[DATASET RECORDS]:
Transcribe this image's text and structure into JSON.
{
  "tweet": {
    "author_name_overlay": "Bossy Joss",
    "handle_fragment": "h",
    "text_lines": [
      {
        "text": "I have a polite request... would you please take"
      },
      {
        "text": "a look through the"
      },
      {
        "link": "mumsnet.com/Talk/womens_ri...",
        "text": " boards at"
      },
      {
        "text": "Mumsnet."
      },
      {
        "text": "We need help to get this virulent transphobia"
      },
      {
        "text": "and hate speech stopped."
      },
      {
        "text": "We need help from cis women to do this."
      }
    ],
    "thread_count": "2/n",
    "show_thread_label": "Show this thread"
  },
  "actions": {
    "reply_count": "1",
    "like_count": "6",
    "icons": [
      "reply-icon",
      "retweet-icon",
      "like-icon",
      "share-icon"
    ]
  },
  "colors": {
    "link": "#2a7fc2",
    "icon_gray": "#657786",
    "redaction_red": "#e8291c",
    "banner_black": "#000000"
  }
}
...
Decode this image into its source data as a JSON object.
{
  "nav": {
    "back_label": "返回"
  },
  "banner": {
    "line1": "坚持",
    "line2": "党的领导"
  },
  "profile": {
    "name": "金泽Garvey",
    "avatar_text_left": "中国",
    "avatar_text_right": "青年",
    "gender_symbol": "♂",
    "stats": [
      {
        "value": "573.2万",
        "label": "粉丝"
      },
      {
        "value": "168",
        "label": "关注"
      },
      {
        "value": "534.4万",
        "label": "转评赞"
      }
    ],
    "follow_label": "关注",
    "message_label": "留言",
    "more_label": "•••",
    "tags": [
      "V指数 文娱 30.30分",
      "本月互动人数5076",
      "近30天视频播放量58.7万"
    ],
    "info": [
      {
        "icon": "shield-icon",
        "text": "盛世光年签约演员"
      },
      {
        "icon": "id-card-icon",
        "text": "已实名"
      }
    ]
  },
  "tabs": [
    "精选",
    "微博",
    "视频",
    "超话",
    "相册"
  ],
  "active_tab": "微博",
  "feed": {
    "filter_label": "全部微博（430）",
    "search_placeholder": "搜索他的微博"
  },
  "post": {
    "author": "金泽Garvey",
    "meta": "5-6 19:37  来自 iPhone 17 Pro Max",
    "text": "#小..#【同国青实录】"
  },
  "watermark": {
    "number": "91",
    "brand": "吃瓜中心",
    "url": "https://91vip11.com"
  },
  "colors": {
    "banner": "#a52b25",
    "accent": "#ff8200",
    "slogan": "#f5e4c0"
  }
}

[GIVEN EXERCISE]:
Find each line in the records holding the string "image" and show it.

[WRITTEN ANSWER]:
Transcribe this image's text and structure into JSON.
Decode this image into its source data as a JSON object.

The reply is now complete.